───── Input ─────

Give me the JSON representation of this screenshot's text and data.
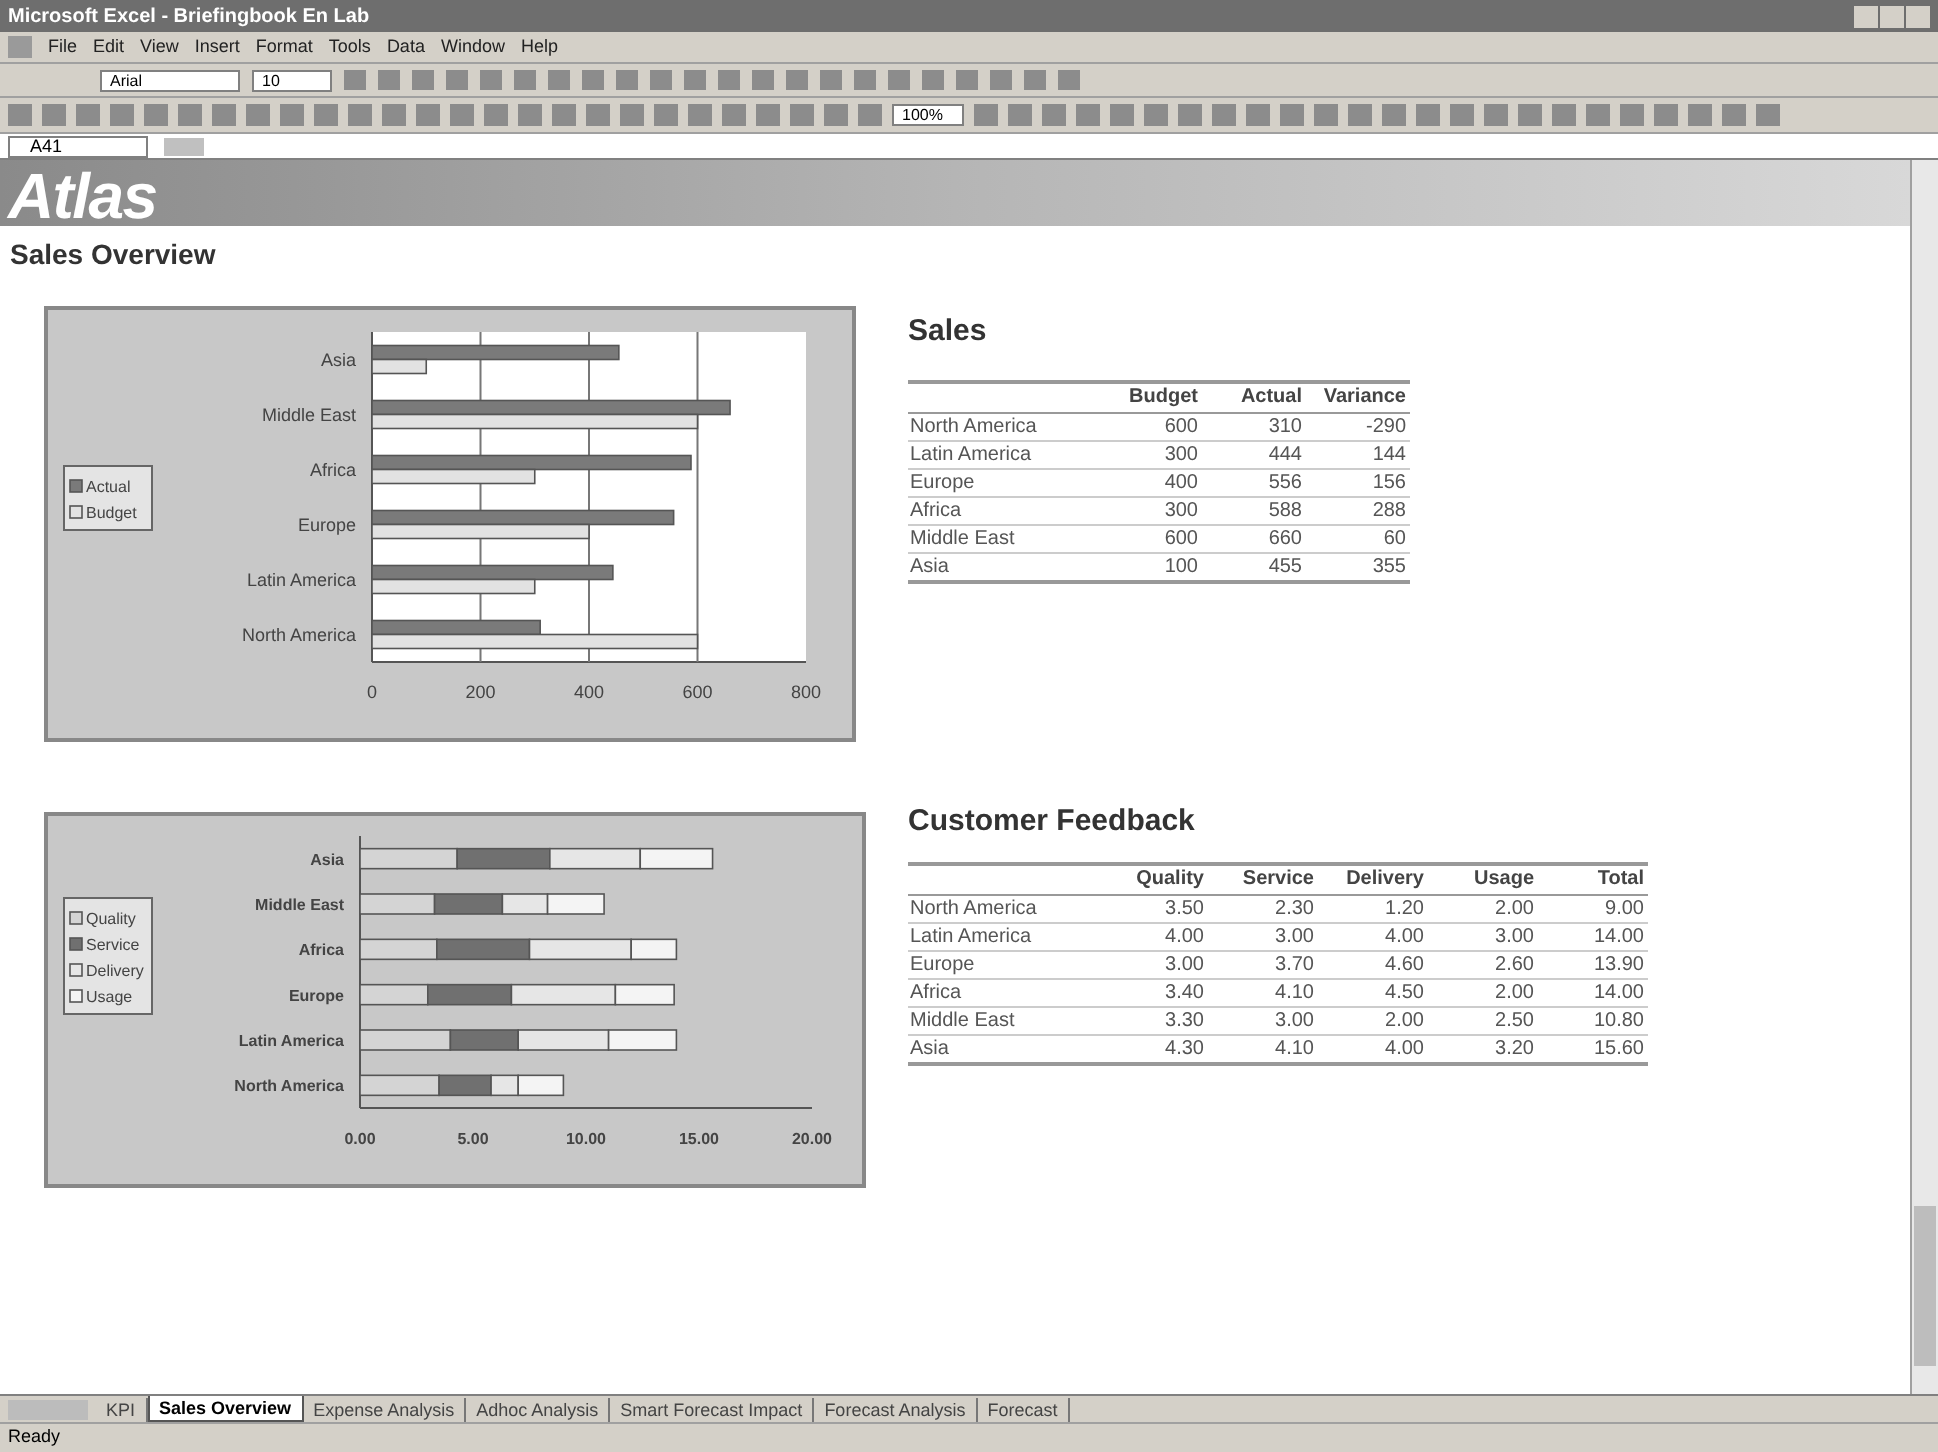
{
  "window": {
    "title": "Microsoft Excel - Briefingbook En Lab"
  },
  "menu_bar": {
    "items": [
      "File",
      "Edit",
      "View",
      "Insert",
      "Format",
      "Tools",
      "Data",
      "Window",
      "Help"
    ]
  },
  "formatting_toolbar": {
    "font": "Arial",
    "size": "10"
  },
  "standard_toolbar": {
    "zoom": "100%"
  },
  "formula_bar": {
    "name_box": "A41"
  },
  "sheet": {
    "logo": "Atlas",
    "heading": "Sales Overview",
    "sales": {
      "title": "Sales",
      "chart_data": {
        "type": "bar",
        "orientation": "horizontal",
        "categories": [
          "Asia",
          "Middle East",
          "Africa",
          "Europe",
          "Latin America",
          "North America"
        ],
        "series": [
          {
            "name": "Actual",
            "color": "#7a7a7a",
            "values": [
              455,
              660,
              588,
              556,
              444,
              310
            ]
          },
          {
            "name": "Budget",
            "color": "#e2e2e2",
            "values": [
              100,
              600,
              300,
              400,
              300,
              600
            ]
          }
        ],
        "xlim": [
          0,
          800
        ],
        "xticks": [
          0,
          200,
          400,
          600,
          800
        ],
        "grid": true,
        "legend": true
      },
      "table": {
        "columns": [
          "Budget",
          "Actual",
          "Variance"
        ],
        "rows": [
          {
            "label": "North America",
            "cells": [
              "600",
              "310",
              "-290"
            ]
          },
          {
            "label": "Latin America",
            "cells": [
              "300",
              "444",
              "144"
            ]
          },
          {
            "label": "Europe",
            "cells": [
              "400",
              "556",
              "156"
            ]
          },
          {
            "label": "Africa",
            "cells": [
              "300",
              "588",
              "288"
            ]
          },
          {
            "label": "Middle East",
            "cells": [
              "600",
              "660",
              "60"
            ]
          },
          {
            "label": "Asia",
            "cells": [
              "100",
              "455",
              "355"
            ]
          }
        ]
      }
    },
    "feedback": {
      "title": "Customer Feedback",
      "chart_data": {
        "type": "bar",
        "orientation": "horizontal",
        "stacked": true,
        "categories": [
          "Asia",
          "Middle East",
          "Africa",
          "Europe",
          "Latin America",
          "North America"
        ],
        "series": [
          {
            "name": "Quality",
            "color": "#d4d4d4",
            "values": [
              4.3,
              3.3,
              3.4,
              3.0,
              4.0,
              3.5
            ]
          },
          {
            "name": "Service",
            "color": "#707070",
            "values": [
              4.1,
              3.0,
              4.1,
              3.7,
              3.0,
              2.3
            ]
          },
          {
            "name": "Delivery",
            "color": "#e6e6e6",
            "values": [
              4.0,
              2.0,
              4.5,
              4.6,
              4.0,
              1.2
            ]
          },
          {
            "name": "Usage",
            "color": "#f4f4f4",
            "values": [
              3.2,
              2.5,
              2.0,
              2.6,
              3.0,
              2.0
            ]
          }
        ],
        "legend": true,
        "xlim": [
          0,
          20
        ],
        "xticks": [
          {
            "value": 0,
            "label": "0.00"
          },
          {
            "value": 5,
            "label": "5.00"
          },
          {
            "value": 10,
            "label": "10.00"
          },
          {
            "value": 15,
            "label": "15.00"
          },
          {
            "value": 20,
            "label": "20.00"
          }
        ]
      },
      "table": {
        "columns": [
          "Quality",
          "Service",
          "Delivery",
          "Usage",
          "Total"
        ],
        "rows": [
          {
            "label": "North America",
            "cells": [
              "3.50",
              "2.30",
              "1.20",
              "2.00",
              "9.00"
            ]
          },
          {
            "label": "Latin America",
            "cells": [
              "4.00",
              "3.00",
              "4.00",
              "3.00",
              "14.00"
            ]
          },
          {
            "label": "Europe",
            "cells": [
              "3.00",
              "3.70",
              "4.60",
              "2.60",
              "13.90"
            ]
          },
          {
            "label": "Africa",
            "cells": [
              "3.40",
              "4.10",
              "4.50",
              "2.00",
              "14.00"
            ]
          },
          {
            "label": "Middle East",
            "cells": [
              "3.30",
              "3.00",
              "2.00",
              "2.50",
              "10.80"
            ]
          },
          {
            "label": "Asia",
            "cells": [
              "4.30",
              "4.10",
              "4.00",
              "3.20",
              "15.60"
            ]
          }
        ]
      }
    }
  },
  "sheet_tabs": [
    {
      "label": "KPI",
      "selected": false
    },
    {
      "label": "Sales Overview",
      "selected": true
    },
    {
      "label": "Expense Analysis",
      "selected": false
    },
    {
      "label": "Adhoc Analysis",
      "selected": false
    },
    {
      "label": "Smart Forecast Impact",
      "selected": false
    },
    {
      "label": "Forecast Analysis",
      "selected": false
    },
    {
      "label": "Forecast",
      "selected": false
    }
  ],
  "status_bar": {
    "text": "Ready"
  }
}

─────

→ Task requirements: Repeat the records word for word. Any picture in them should be left out.

→ Result for this task:
Give me the JSON representation of this screenshot's text and data.
{
  "window": {
    "title": "Microsoft Excel - Briefingbook En Lab"
  },
  "menu_bar": {
    "items": [
      "File",
      "Edit",
      "View",
      "Insert",
      "Format",
      "Tools",
      "Data",
      "Window",
      "Help"
    ]
  },
  "formatting_toolbar": {
    "font": "Arial",
    "size": "10"
  },
  "standard_toolbar": {
    "zoom": "100%"
  },
  "formula_bar": {
    "name_box": "A41"
  },
  "sheet": {
    "logo": "Atlas",
    "heading": "Sales Overview",
    "sales": {
      "title": "Sales",
      "chart_data": {
        "type": "bar",
        "orientation": "horizontal",
        "categories": [
          "Asia",
          "Middle East",
          "Africa",
          "Europe",
          "Latin America",
          "North America"
        ],
        "series": [
          {
            "name": "Actual",
            "color": "#7a7a7a",
            "values": [
              455,
              660,
              588,
              556,
              444,
              310
            ]
          },
          {
            "name": "Budget",
            "color": "#e2e2e2",
            "values": [
              100,
              600,
              300,
              400,
              300,
              600
            ]
          }
        ],
        "xlim": [
          0,
          800
        ],
        "xticks": [
          0,
          200,
          400,
          600,
          800
        ],
        "grid": true,
        "legend": true
      },
      "table": {
        "columns": [
          "Budget",
          "Actual",
          "Variance"
        ],
        "rows": [
          {
            "label": "North America",
            "cells": [
              "600",
              "310",
              "-290"
            ]
          },
          {
            "label": "Latin America",
            "cells": [
              "300",
              "444",
              "144"
            ]
          },
          {
            "label": "Europe",
            "cells": [
              "400",
              "556",
              "156"
            ]
          },
          {
            "label": "Africa",
            "cells": [
              "300",
              "588",
              "288"
            ]
          },
          {
            "label": "Middle East",
            "cells": [
              "600",
              "660",
              "60"
            ]
          },
          {
            "label": "Asia",
            "cells": [
              "100",
              "455",
              "355"
            ]
          }
        ]
      }
    },
    "feedback": {
      "title": "Customer Feedback",
      "chart_data": {
        "type": "bar",
        "orientation": "horizontal",
        "stacked": true,
        "categories": [
          "Asia",
          "Middle East",
          "Africa",
          "Europe",
          "Latin America",
          "North America"
        ],
        "series": [
          {
            "name": "Quality",
            "color": "#d4d4d4",
            "values": [
              4.3,
              3.3,
              3.4,
              3.0,
              4.0,
              3.5
            ]
          },
          {
            "name": "Service",
            "color": "#707070",
            "values": [
              4.1,
              3.0,
              4.1,
              3.7,
              3.0,
              2.3
            ]
          },
          {
            "name": "Delivery",
            "color": "#e6e6e6",
            "values": [
              4.0,
              2.0,
              4.5,
              4.6,
              4.0,
              1.2
            ]
          },
          {
            "name": "Usage",
            "color": "#f4f4f4",
            "values": [
              3.2,
              2.5,
              2.0,
              2.6,
              3.0,
              2.0
            ]
          }
        ],
        "legend": true,
        "xlim": [
          0,
          20
        ],
        "xticks": [
          {
            "value": 0,
            "label": "0.00"
          },
          {
            "value": 5,
            "label": "5.00"
          },
          {
            "value": 10,
            "label": "10.00"
          },
          {
            "value": 15,
            "label": "15.00"
          },
          {
            "value": 20,
            "label": "20.00"
          }
        ]
      },
      "table": {
        "columns": [
          "Quality",
          "Service",
          "Delivery",
          "Usage",
          "Total"
        ],
        "rows": [
          {
            "label": "North America",
            "cells": [
              "3.50",
              "2.30",
              "1.20",
              "2.00",
              "9.00"
            ]
          },
          {
            "label": "Latin America",
            "cells": [
              "4.00",
              "3.00",
              "4.00",
              "3.00",
              "14.00"
            ]
          },
          {
            "label": "Europe",
            "cells": [
              "3.00",
              "3.70",
              "4.60",
              "2.60",
              "13.90"
            ]
          },
          {
            "label": "Africa",
            "cells": [
              "3.40",
              "4.10",
              "4.50",
              "2.00",
              "14.00"
            ]
          },
          {
            "label": "Middle East",
            "cells": [
              "3.30",
              "3.00",
              "2.00",
              "2.50",
              "10.80"
            ]
          },
          {
            "label": "Asia",
            "cells": [
              "4.30",
              "4.10",
              "4.00",
              "3.20",
              "15.60"
            ]
          }
        ]
      }
    }
  },
  "sheet_tabs": [
    {
      "label": "KPI",
      "selected": false
    },
    {
      "label": "Sales Overview",
      "selected": true
    },
    {
      "label": "Expense Analysis",
      "selected": false
    },
    {
      "label": "Adhoc Analysis",
      "selected": false
    },
    {
      "label": "Smart Forecast Impact",
      "selected": false
    },
    {
      "label": "Forecast Analysis",
      "selected": false
    },
    {
      "label": "Forecast",
      "selected": false
    }
  ],
  "status_bar": {
    "text": "Ready"
  }
}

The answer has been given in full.